#### Records supplied ####

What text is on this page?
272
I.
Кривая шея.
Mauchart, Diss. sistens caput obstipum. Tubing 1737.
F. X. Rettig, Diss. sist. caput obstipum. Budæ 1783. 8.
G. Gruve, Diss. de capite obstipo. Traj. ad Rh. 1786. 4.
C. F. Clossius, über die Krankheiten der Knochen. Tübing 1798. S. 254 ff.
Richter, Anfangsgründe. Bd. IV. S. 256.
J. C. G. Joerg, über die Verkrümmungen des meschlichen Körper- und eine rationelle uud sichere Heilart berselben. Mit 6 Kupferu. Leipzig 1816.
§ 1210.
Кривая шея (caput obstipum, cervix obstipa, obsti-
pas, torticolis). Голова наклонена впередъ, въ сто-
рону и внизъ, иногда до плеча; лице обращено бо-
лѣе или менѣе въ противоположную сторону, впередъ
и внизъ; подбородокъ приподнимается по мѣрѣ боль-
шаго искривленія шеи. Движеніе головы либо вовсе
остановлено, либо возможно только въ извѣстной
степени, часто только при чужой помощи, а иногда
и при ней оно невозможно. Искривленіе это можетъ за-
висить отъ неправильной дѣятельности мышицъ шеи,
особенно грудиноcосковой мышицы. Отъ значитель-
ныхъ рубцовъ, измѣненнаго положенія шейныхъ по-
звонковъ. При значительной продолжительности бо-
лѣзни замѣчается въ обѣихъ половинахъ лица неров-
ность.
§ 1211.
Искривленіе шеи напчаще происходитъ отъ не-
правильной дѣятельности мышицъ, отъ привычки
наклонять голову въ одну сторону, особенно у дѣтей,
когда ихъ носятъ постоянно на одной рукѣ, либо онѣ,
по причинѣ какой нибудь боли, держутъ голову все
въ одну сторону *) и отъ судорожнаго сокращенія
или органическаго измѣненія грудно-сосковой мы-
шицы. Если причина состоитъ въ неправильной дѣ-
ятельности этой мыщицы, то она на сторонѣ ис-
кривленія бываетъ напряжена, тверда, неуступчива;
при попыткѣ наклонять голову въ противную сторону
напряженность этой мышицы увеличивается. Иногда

####

Stated goal >>
Copy all the lines, exactly.

Result >>
What text is on this page?
272
I.
Кривая шея.
Mauchart, Diss. sistens caput obstipum. Tubing 1737.
F. X. Rettig, Diss. sist. caput obstipum. Budæ 1783. 8.
G. Gruve, Diss. de capite obstipo. Traj. ad Rh. 1786. 4.
C. F. Clossius, über die Krankheiten der Knochen. Tübing 1798. S. 254 ff.
Richter, Anfangsgründe. Bd. IV. S. 256.
J. C. G. Joerg, über die Verkrümmungen des meschlichen Körper- und eine rationelle uud sichere Heilart berselben. Mit 6 Kupferu. Leipzig 1816.
§ 1210.
Кривая шея (caput obstipum, cervix obstipa, obsti-
pas, torticolis). Голова наклонена впередъ, въ сто-
рону и внизъ, иногда до плеча; лице обращено бо-
лѣе или менѣе въ противоположную сторону, впередъ
и внизъ; подбородокъ приподнимается по мѣрѣ боль-
шаго искривленія шеи. Движеніе головы либо вовсе
остановлено, либо возможно только въ извѣстной
степени, часто только при чужой помощи, а иногда
и при ней оно невозможно. Искривленіе это можетъ за-
висить отъ неправильной дѣятельности мышицъ шеи,
особенно грудиноcосковой мышицы. Отъ значитель-
ныхъ рубцовъ, измѣненнаго положенія шейныхъ по-
звонковъ. При значительной продолжительности бо-
лѣзни замѣчается въ обѣихъ половинахъ лица неров-
ность.
§ 1211.
Искривленіе шеи напчаще происходитъ отъ не-
правильной дѣятельности мышицъ, отъ привычки
наклонять голову въ одну сторону, особенно у дѣтей,
когда ихъ носятъ постоянно на одной рукѣ, либо онѣ,
по причинѣ какой нибудь боли, держутъ голову все
въ одну сторону *) и отъ судорожнаго сокращенія
или органическаго измѣненія грудно-сосковой мы-
шицы. Если причина состоитъ въ неправильной дѣ-
ятельности этой мыщицы, то она на сторонѣ ис-
кривленія бываетъ напряжена, тверда, неуступчива;
при попыткѣ наклонять голову въ противную сторону
напряженность этой мышицы увеличивается. Иногда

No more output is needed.